--- Start of DATA TO PROCESS ---
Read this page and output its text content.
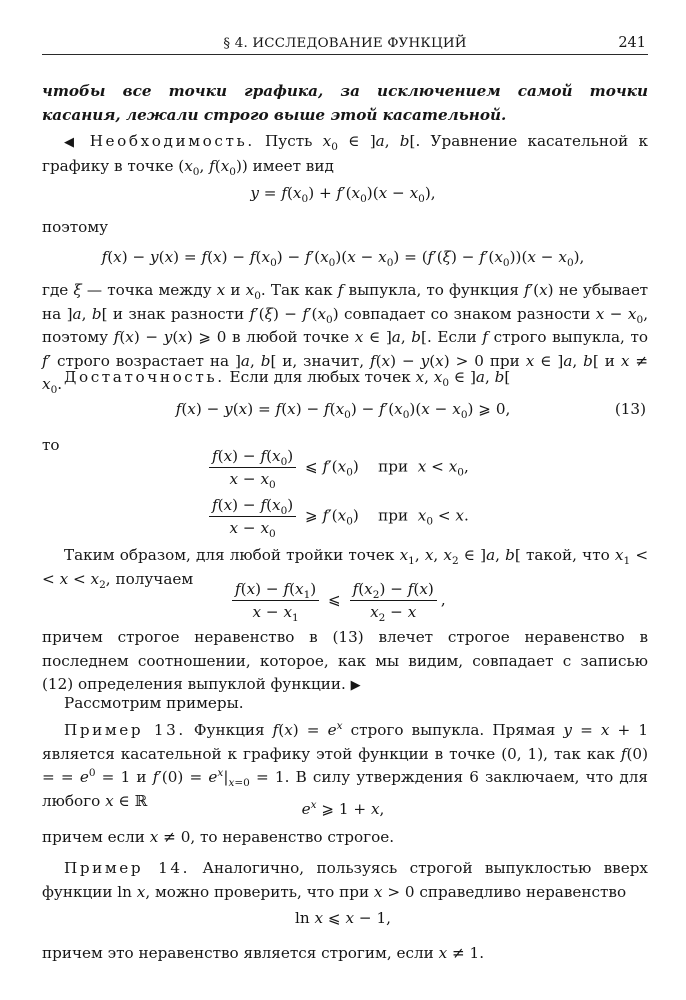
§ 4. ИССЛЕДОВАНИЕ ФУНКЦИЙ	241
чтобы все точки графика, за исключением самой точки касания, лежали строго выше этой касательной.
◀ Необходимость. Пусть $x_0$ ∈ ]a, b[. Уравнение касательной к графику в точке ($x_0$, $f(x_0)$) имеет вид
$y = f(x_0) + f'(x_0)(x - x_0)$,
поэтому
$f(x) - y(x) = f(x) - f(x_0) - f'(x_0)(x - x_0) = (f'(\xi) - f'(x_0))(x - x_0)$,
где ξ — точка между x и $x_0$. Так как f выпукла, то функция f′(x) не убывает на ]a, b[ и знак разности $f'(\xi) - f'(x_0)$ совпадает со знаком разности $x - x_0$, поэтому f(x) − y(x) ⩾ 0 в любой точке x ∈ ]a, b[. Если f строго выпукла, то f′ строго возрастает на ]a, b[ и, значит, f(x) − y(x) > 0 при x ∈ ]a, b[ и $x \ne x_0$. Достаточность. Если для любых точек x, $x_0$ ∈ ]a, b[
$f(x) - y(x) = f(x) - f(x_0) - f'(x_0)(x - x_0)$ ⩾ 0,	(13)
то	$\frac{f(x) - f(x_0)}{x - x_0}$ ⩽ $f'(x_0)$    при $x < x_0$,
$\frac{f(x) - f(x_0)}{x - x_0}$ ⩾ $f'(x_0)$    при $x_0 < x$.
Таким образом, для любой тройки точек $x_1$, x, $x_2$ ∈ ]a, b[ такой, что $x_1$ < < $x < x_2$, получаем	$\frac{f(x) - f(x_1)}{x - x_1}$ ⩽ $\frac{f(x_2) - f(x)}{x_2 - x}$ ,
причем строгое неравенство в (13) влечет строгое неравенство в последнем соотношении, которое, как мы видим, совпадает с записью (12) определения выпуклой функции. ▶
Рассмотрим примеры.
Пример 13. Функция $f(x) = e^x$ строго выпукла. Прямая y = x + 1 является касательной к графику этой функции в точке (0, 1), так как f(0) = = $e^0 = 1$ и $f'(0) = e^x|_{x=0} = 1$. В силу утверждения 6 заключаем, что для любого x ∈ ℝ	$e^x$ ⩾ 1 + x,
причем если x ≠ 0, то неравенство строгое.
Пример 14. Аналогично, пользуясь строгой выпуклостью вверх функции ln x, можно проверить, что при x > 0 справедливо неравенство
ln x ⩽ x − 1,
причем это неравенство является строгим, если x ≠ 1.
--- End of DATA TO PROCESS ---
### STATED PROBLEM
Transcribe every record above exactly, leaving out the pictures.

### TASK RESPONSE
Read this page and output its text content.
§ 4. ИССЛЕДОВАНИЕ ФУНКЦИЙ	241
чтобы все точки графика, за исключением самой точки касания, лежали строго выше этой касательной.
◀ Необходимость. Пусть $x_0$ ∈ ]a, b[. Уравнение касательной к графику в точке ($x_0$, $f(x_0)$) имеет вид
$y = f(x_0) + f'(x_0)(x - x_0)$,
поэтому
$f(x) - y(x) = f(x) - f(x_0) - f'(x_0)(x - x_0) = (f'(\xi) - f'(x_0))(x - x_0)$,
где ξ — точка между x и $x_0$. Так как f выпукла, то функция f′(x) не убывает на ]a, b[ и знак разности $f'(\xi) - f'(x_0)$ совпадает со знаком разности $x - x_0$, поэтому f(x) − y(x) ⩾ 0 в любой точке x ∈ ]a, b[. Если f строго выпукла, то f′ строго возрастает на ]a, b[ и, значит, f(x) − y(x) > 0 при x ∈ ]a, b[ и $x \ne x_0$. Достаточность. Если для любых точек x, $x_0$ ∈ ]a, b[
$f(x) - y(x) = f(x) - f(x_0) - f'(x_0)(x - x_0)$ ⩾ 0,	(13)
то	$\frac{f(x) - f(x_0)}{x - x_0}$ ⩽ $f'(x_0)$    при $x < x_0$,
$\frac{f(x) - f(x_0)}{x - x_0}$ ⩾ $f'(x_0)$    при $x_0 < x$.
Таким образом, для любой тройки точек $x_1$, x, $x_2$ ∈ ]a, b[ такой, что $x_1$ < < $x < x_2$, получаем	$\frac{f(x) - f(x_1)}{x - x_1}$ ⩽ $\frac{f(x_2) - f(x)}{x_2 - x}$ ,
причем строгое неравенство в (13) влечет строгое неравенство в последнем соотношении, которое, как мы видим, совпадает с записью (12) определения выпуклой функции. ▶
Рассмотрим примеры.
Пример 13. Функция $f(x) = e^x$ строго выпукла. Прямая y = x + 1 является касательной к графику этой функции в точке (0, 1), так как f(0) = = $e^0 = 1$ и $f'(0) = e^x|_{x=0} = 1$. В силу утверждения 6 заключаем, что для любого x ∈ ℝ	$e^x$ ⩾ 1 + x,
причем если x ≠ 0, то неравенство строгое.
Пример 14. Аналогично, пользуясь строгой выпуклостью вверх функции ln x, можно проверить, что при x > 0 справедливо неравенство
ln x ⩽ x − 1,
причем это неравенство является строгим, если x ≠ 1.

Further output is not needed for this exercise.